_ENTRIES SUPPLIED_
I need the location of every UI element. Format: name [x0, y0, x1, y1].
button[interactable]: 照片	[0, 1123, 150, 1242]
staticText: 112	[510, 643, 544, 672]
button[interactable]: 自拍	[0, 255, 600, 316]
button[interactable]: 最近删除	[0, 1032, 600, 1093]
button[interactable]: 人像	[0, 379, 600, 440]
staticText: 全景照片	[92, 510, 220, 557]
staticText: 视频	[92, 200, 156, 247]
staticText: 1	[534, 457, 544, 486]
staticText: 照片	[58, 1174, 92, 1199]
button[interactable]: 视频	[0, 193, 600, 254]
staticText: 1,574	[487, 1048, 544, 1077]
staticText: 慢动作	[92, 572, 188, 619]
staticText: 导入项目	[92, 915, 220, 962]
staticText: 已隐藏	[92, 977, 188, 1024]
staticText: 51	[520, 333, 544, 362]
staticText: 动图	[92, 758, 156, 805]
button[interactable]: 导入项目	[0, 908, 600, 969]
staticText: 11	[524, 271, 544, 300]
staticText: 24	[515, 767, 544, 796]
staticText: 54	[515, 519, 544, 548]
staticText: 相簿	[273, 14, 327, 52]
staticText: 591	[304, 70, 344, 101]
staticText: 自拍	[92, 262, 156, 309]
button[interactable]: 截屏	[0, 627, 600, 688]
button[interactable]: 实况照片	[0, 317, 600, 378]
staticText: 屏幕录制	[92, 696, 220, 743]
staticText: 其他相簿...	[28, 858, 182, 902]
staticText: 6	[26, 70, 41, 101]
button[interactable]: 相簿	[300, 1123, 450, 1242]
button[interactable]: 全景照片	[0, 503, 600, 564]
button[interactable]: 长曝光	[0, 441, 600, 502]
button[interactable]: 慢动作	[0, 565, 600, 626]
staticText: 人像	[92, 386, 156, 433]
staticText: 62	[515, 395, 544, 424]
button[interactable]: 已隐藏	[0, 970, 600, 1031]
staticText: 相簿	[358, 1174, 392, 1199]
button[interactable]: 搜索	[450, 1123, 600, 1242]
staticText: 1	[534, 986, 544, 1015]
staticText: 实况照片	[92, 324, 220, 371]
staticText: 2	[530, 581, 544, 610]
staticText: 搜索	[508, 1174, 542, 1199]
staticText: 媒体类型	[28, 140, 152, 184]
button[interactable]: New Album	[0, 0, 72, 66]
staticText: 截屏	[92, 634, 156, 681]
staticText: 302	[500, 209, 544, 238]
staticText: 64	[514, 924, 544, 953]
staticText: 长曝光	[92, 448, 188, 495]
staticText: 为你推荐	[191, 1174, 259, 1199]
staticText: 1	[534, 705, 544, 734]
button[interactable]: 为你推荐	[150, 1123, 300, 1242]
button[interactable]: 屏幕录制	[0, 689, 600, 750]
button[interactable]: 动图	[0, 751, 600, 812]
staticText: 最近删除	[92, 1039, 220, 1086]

_TASK STATEMENT_
Write out the items from their first line through the line containing "977, 188, 1024]", both included, with every character unchanged.

_FULL OUTPUT_
I need the location of every UI element. Format: name [x0, y0, x1, y1].
button[interactable]: 照片	[0, 1123, 150, 1242]
staticText: 112	[510, 643, 544, 672]
button[interactable]: 自拍	[0, 255, 600, 316]
button[interactable]: 最近删除	[0, 1032, 600, 1093]
button[interactable]: 人像	[0, 379, 600, 440]
staticText: 全景照片	[92, 510, 220, 557]
staticText: 视频	[92, 200, 156, 247]
staticText: 1	[534, 457, 544, 486]
staticText: 照片	[58, 1174, 92, 1199]
button[interactable]: 视频	[0, 193, 600, 254]
staticText: 1,574	[487, 1048, 544, 1077]
staticText: 慢动作	[92, 572, 188, 619]
staticText: 导入项目	[92, 915, 220, 962]
staticText: 已隐藏	[92, 977, 188, 1024]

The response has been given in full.